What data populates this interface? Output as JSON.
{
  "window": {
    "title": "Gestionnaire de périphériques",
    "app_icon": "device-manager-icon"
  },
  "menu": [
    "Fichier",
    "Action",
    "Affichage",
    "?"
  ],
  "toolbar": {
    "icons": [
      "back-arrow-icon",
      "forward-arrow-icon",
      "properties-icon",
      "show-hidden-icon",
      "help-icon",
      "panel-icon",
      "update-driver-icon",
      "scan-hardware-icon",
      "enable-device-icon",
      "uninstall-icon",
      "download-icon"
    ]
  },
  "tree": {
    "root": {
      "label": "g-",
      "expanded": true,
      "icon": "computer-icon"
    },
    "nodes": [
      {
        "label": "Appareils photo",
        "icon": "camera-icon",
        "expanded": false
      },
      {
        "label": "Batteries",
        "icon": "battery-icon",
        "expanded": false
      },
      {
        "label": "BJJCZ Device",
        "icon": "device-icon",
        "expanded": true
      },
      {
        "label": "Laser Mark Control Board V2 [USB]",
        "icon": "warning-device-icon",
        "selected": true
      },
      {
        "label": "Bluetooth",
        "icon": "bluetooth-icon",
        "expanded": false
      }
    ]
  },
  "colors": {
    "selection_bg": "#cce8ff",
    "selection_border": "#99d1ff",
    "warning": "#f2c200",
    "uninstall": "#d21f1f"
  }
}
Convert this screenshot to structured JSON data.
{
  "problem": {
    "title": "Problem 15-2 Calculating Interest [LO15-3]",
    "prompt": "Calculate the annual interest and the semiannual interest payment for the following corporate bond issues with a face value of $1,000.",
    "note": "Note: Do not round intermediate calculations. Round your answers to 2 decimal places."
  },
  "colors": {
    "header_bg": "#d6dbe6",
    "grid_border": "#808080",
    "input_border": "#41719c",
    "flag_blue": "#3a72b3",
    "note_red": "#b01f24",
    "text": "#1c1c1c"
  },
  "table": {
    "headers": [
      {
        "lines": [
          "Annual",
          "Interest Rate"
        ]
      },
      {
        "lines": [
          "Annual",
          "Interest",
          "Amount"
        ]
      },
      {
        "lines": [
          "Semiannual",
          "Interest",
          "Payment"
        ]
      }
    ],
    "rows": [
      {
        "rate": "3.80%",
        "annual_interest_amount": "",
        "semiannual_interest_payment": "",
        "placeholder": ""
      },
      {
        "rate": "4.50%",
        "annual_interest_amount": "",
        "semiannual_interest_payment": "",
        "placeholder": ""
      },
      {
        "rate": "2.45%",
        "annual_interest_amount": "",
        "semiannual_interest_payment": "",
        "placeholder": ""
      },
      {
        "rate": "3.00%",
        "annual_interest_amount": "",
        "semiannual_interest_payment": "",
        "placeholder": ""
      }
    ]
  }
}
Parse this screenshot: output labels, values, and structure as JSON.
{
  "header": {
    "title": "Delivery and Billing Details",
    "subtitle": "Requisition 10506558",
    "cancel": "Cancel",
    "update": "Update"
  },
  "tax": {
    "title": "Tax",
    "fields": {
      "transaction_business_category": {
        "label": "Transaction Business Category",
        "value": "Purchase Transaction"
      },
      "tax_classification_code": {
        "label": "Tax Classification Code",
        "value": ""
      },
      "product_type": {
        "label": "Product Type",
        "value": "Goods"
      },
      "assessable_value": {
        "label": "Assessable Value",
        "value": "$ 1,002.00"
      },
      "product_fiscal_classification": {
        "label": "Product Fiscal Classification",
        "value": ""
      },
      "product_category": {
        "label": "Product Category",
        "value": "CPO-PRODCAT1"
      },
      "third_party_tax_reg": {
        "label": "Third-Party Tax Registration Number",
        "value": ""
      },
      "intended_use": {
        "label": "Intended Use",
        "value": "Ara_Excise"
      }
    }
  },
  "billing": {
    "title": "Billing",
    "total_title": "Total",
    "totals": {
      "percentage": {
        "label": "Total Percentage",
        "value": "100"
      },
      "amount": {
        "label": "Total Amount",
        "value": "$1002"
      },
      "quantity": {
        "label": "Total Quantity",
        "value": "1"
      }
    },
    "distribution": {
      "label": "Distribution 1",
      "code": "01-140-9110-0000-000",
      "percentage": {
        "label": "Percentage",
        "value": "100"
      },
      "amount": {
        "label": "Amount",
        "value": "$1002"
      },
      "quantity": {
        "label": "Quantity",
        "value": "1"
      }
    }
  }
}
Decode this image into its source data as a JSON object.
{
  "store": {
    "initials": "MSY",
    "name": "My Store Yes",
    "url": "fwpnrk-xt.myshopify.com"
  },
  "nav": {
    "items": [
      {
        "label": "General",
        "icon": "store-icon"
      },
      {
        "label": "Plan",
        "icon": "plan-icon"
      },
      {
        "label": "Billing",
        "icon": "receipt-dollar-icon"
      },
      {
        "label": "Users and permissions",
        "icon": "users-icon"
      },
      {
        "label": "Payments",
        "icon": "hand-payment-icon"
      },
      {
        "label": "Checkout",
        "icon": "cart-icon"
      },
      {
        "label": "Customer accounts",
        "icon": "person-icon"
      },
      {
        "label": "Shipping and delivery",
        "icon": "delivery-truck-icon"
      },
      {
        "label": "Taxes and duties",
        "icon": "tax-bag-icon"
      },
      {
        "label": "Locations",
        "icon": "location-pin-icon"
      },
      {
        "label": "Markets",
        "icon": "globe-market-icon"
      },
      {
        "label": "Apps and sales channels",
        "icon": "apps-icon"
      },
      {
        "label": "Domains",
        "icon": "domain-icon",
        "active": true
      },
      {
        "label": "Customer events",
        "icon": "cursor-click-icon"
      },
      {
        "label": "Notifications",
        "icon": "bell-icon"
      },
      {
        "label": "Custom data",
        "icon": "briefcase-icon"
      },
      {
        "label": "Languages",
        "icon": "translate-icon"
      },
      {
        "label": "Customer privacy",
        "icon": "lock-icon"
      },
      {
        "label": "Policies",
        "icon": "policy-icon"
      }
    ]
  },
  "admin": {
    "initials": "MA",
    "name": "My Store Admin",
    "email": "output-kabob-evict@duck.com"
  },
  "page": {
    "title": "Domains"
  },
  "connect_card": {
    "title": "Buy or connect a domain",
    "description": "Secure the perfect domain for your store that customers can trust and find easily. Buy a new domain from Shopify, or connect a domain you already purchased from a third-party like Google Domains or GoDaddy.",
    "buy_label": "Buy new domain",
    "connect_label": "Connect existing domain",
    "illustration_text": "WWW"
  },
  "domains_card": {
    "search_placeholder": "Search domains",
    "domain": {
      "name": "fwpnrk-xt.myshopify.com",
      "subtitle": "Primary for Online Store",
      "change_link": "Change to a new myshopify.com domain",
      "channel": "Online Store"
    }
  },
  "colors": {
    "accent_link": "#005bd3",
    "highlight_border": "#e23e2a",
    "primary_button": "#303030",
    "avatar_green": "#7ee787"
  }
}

◆ ◆ ◆ ◆ ◆ ◆ ◆

» **EXERCISE DESCRIPTION**
Find every line in the listing that holds the string "true", then say how many there are as a bare number.

» **EXPECTED ANSWER**
4